WHAT TO PRODUCE: Output every line of the material exactly, omitting images.

(Figure dataset records)
◆ ◆ ◆ ◆
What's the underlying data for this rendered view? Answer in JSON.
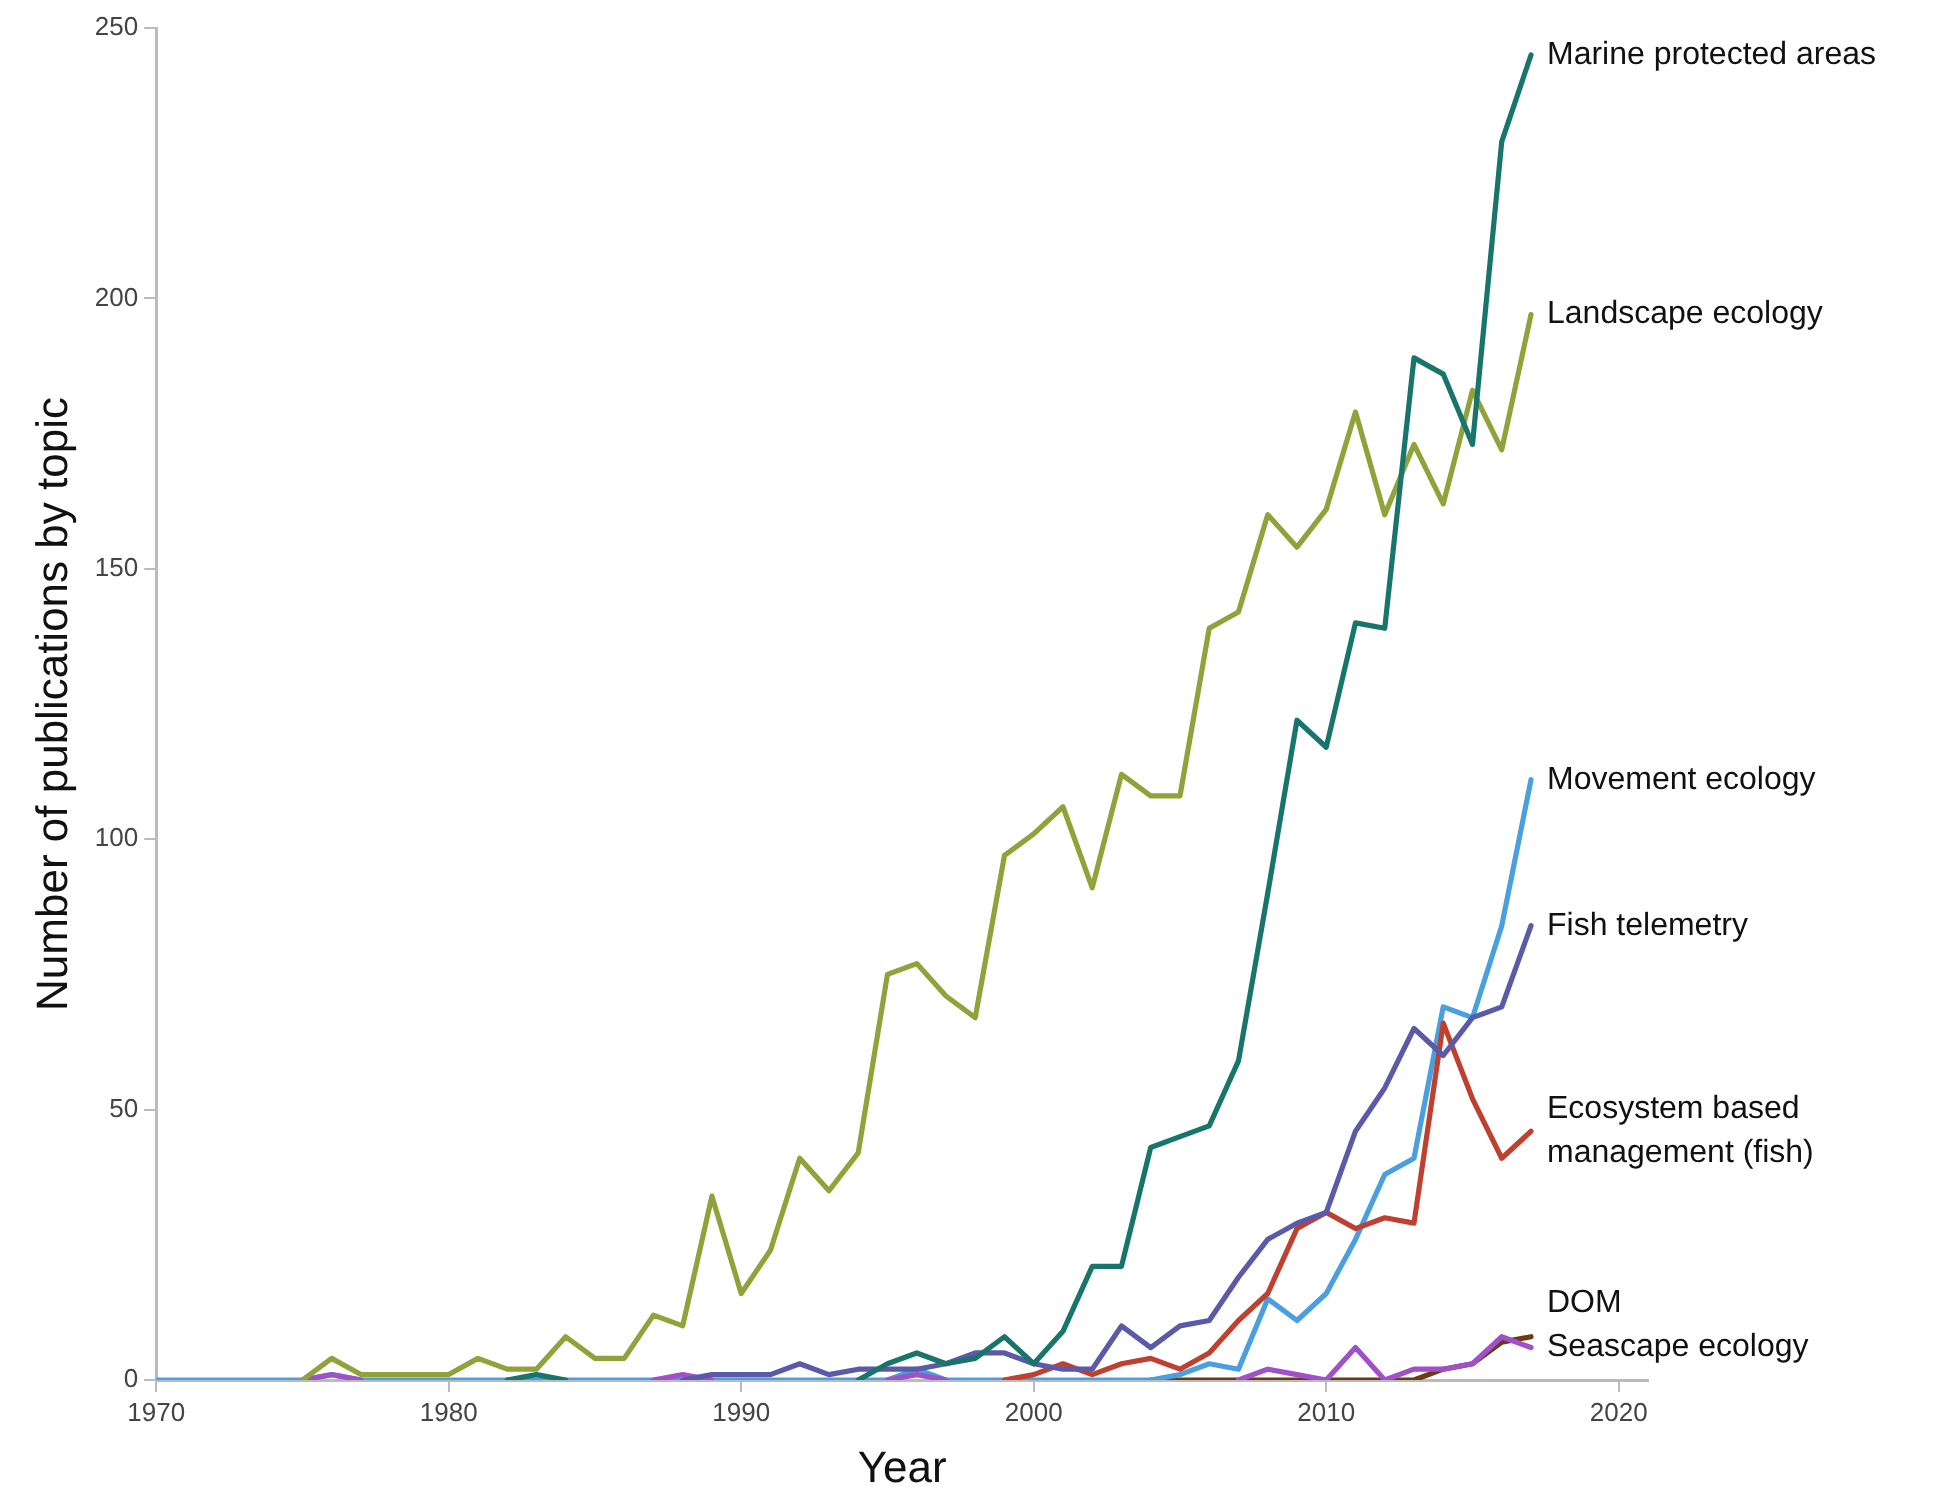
{
  "chart_data": {
    "type": "line",
    "xlabel": "Year",
    "ylabel": "Number of publications by topic",
    "x": [
      1970,
      1971,
      1972,
      1973,
      1974,
      1975,
      1976,
      1977,
      1978,
      1979,
      1980,
      1981,
      1982,
      1983,
      1984,
      1985,
      1986,
      1987,
      1988,
      1989,
      1990,
      1991,
      1992,
      1993,
      1994,
      1995,
      1996,
      1997,
      1998,
      1999,
      2000,
      2001,
      2002,
      2003,
      2004,
      2005,
      2006,
      2007,
      2008,
      2009,
      2010,
      2011,
      2012,
      2013,
      2014,
      2015,
      2016,
      2017
    ],
    "series": [
      {
        "name": "Marine protected areas",
        "color": "#17756b",
        "values": [
          null,
          null,
          null,
          null,
          null,
          null,
          null,
          null,
          null,
          null,
          null,
          null,
          0,
          1,
          0,
          null,
          null,
          null,
          null,
          null,
          null,
          null,
          null,
          null,
          0,
          3,
          5,
          3,
          4,
          8,
          3,
          9,
          21,
          21,
          43,
          45,
          47,
          59,
          90,
          122,
          117,
          140,
          139,
          189,
          186,
          173,
          229,
          245
        ]
      },
      {
        "name": "Landscape ecology",
        "color": "#8fa33a",
        "values": [
          null,
          null,
          null,
          null,
          null,
          0,
          4,
          1,
          1,
          1,
          1,
          4,
          2,
          2,
          8,
          4,
          4,
          12,
          10,
          34,
          16,
          24,
          41,
          35,
          42,
          75,
          77,
          71,
          67,
          97,
          101,
          106,
          91,
          112,
          108,
          108,
          139,
          142,
          160,
          154,
          161,
          179,
          160,
          173,
          162,
          183,
          172,
          197
        ]
      },
      {
        "name": "Fish telemetry",
        "color": "#5b5aa8",
        "values": [
          null,
          null,
          null,
          null,
          null,
          null,
          null,
          null,
          null,
          null,
          null,
          null,
          null,
          null,
          null,
          null,
          null,
          null,
          0,
          1,
          1,
          1,
          3,
          1,
          2,
          2,
          2,
          3,
          5,
          5,
          3,
          2,
          2,
          10,
          6,
          10,
          11,
          19,
          26,
          29,
          31,
          46,
          54,
          65,
          60,
          67,
          69,
          84
        ]
      },
      {
        "name": "Ecosystem based management (fish)",
        "color": "#c0402f",
        "values": [
          null,
          null,
          null,
          null,
          null,
          null,
          null,
          null,
          null,
          null,
          null,
          null,
          null,
          null,
          null,
          null,
          null,
          null,
          null,
          null,
          null,
          null,
          null,
          null,
          null,
          null,
          null,
          null,
          null,
          0,
          1,
          3,
          1,
          3,
          4,
          2,
          5,
          11,
          16,
          28,
          31,
          28,
          30,
          29,
          66,
          52,
          41,
          46
        ]
      },
      {
        "name": "Seascape ecology",
        "color": "#a050c8",
        "values": [
          null,
          null,
          null,
          null,
          null,
          0,
          1,
          0,
          null,
          null,
          null,
          null,
          null,
          null,
          null,
          null,
          null,
          0,
          1,
          0,
          null,
          null,
          null,
          null,
          null,
          0,
          1,
          0,
          null,
          null,
          null,
          null,
          null,
          null,
          null,
          null,
          null,
          0,
          2,
          1,
          0,
          6,
          0,
          2,
          2,
          3,
          8,
          6
        ]
      },
      {
        "name": "Movement ecology",
        "color": "#4a9fe0",
        "values": [
          0,
          0,
          0,
          0,
          0,
          0,
          1,
          0,
          0,
          0,
          0,
          0,
          0,
          0,
          0,
          0,
          0,
          0,
          0,
          0,
          0,
          0,
          0,
          0,
          0,
          0,
          2,
          0,
          0,
          0,
          0,
          0,
          0,
          0,
          0,
          1,
          3,
          2,
          15,
          11,
          16,
          26,
          38,
          41,
          69,
          67,
          84,
          111
        ]
      },
      {
        "name": "DOM",
        "color": "#6b3b12",
        "values": [
          null,
          null,
          null,
          null,
          null,
          null,
          null,
          null,
          null,
          null,
          null,
          null,
          null,
          null,
          null,
          null,
          null,
          null,
          null,
          null,
          null,
          null,
          null,
          null,
          null,
          null,
          null,
          null,
          null,
          null,
          null,
          null,
          null,
          null,
          0,
          0,
          0,
          0,
          0,
          0,
          0,
          0,
          0,
          0,
          2,
          3,
          7,
          8
        ]
      }
    ],
    "xlim": [
      1970,
      2021
    ],
    "xticks": [
      1970,
      1980,
      1990,
      2000,
      2010,
      2020
    ],
    "ylim": [
      0,
      250
    ],
    "yticks": [
      0,
      50,
      100,
      150,
      200,
      250
    ],
    "grid": false,
    "legend": false,
    "marker": "none",
    "line_style": "solid"
  }
}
◆ ◆ ◆ ◆
SOLUTION FOR THIS TASK:
What's the underlying data for this rendered view? Answer in JSON.
{
  "chart_data": {
    "type": "line",
    "xlabel": "Year",
    "ylabel": "Number of publications by topic",
    "x": [
      1970,
      1971,
      1972,
      1973,
      1974,
      1975,
      1976,
      1977,
      1978,
      1979,
      1980,
      1981,
      1982,
      1983,
      1984,
      1985,
      1986,
      1987,
      1988,
      1989,
      1990,
      1991,
      1992,
      1993,
      1994,
      1995,
      1996,
      1997,
      1998,
      1999,
      2000,
      2001,
      2002,
      2003,
      2004,
      2005,
      2006,
      2007,
      2008,
      2009,
      2010,
      2011,
      2012,
      2013,
      2014,
      2015,
      2016,
      2017
    ],
    "series": [
      {
        "name": "Marine protected areas",
        "color": "#17756b",
        "values": [
          null,
          null,
          null,
          null,
          null,
          null,
          null,
          null,
          null,
          null,
          null,
          null,
          0,
          1,
          0,
          null,
          null,
          null,
          null,
          null,
          null,
          null,
          null,
          null,
          0,
          3,
          5,
          3,
          4,
          8,
          3,
          9,
          21,
          21,
          43,
          45,
          47,
          59,
          90,
          122,
          117,
          140,
          139,
          189,
          186,
          173,
          229,
          245
        ]
      },
      {
        "name": "Landscape ecology",
        "color": "#8fa33a",
        "values": [
          null,
          null,
          null,
          null,
          null,
          0,
          4,
          1,
          1,
          1,
          1,
          4,
          2,
          2,
          8,
          4,
          4,
          12,
          10,
          34,
          16,
          24,
          41,
          35,
          42,
          75,
          77,
          71,
          67,
          97,
          101,
          106,
          91,
          112,
          108,
          108,
          139,
          142,
          160,
          154,
          161,
          179,
          160,
          173,
          162,
          183,
          172,
          197
        ]
      },
      {
        "name": "Fish telemetry",
        "color": "#5b5aa8",
        "values": [
          null,
          null,
          null,
          null,
          null,
          null,
          null,
          null,
          null,
          null,
          null,
          null,
          null,
          null,
          null,
          null,
          null,
          null,
          0,
          1,
          1,
          1,
          3,
          1,
          2,
          2,
          2,
          3,
          5,
          5,
          3,
          2,
          2,
          10,
          6,
          10,
          11,
          19,
          26,
          29,
          31,
          46,
          54,
          65,
          60,
          67,
          69,
          84
        ]
      },
      {
        "name": "Ecosystem based management (fish)",
        "color": "#c0402f",
        "values": [
          null,
          null,
          null,
          null,
          null,
          null,
          null,
          null,
          null,
          null,
          null,
          null,
          null,
          null,
          null,
          null,
          null,
          null,
          null,
          null,
          null,
          null,
          null,
          null,
          null,
          null,
          null,
          null,
          null,
          0,
          1,
          3,
          1,
          3,
          4,
          2,
          5,
          11,
          16,
          28,
          31,
          28,
          30,
          29,
          66,
          52,
          41,
          46
        ]
      },
      {
        "name": "Seascape ecology",
        "color": "#a050c8",
        "values": [
          null,
          null,
          null,
          null,
          null,
          0,
          1,
          0,
          null,
          null,
          null,
          null,
          null,
          null,
          null,
          null,
          null,
          0,
          1,
          0,
          null,
          null,
          null,
          null,
          null,
          0,
          1,
          0,
          null,
          null,
          null,
          null,
          null,
          null,
          null,
          null,
          null,
          0,
          2,
          1,
          0,
          6,
          0,
          2,
          2,
          3,
          8,
          6
        ]
      },
      {
        "name": "Movement ecology",
        "color": "#4a9fe0",
        "values": [
          0,
          0,
          0,
          0,
          0,
          0,
          1,
          0,
          0,
          0,
          0,
          0,
          0,
          0,
          0,
          0,
          0,
          0,
          0,
          0,
          0,
          0,
          0,
          0,
          0,
          0,
          2,
          0,
          0,
          0,
          0,
          0,
          0,
          0,
          0,
          1,
          3,
          2,
          15,
          11,
          16,
          26,
          38,
          41,
          69,
          67,
          84,
          111
        ]
      },
      {
        "name": "DOM",
        "color": "#6b3b12",
        "values": [
          null,
          null,
          null,
          null,
          null,
          null,
          null,
          null,
          null,
          null,
          null,
          null,
          null,
          null,
          null,
          null,
          null,
          null,
          null,
          null,
          null,
          null,
          null,
          null,
          null,
          null,
          null,
          null,
          null,
          null,
          null,
          null,
          null,
          null,
          0,
          0,
          0,
          0,
          0,
          0,
          0,
          0,
          0,
          0,
          2,
          3,
          7,
          8
        ]
      }
    ],
    "xlim": [
      1970,
      2021
    ],
    "xticks": [
      1970,
      1980,
      1990,
      2000,
      2010,
      2020
    ],
    "ylim": [
      0,
      250
    ],
    "yticks": [
      0,
      50,
      100,
      150,
      200,
      250
    ],
    "grid": false,
    "legend": false,
    "marker": "none",
    "line_style": "solid"
  }
}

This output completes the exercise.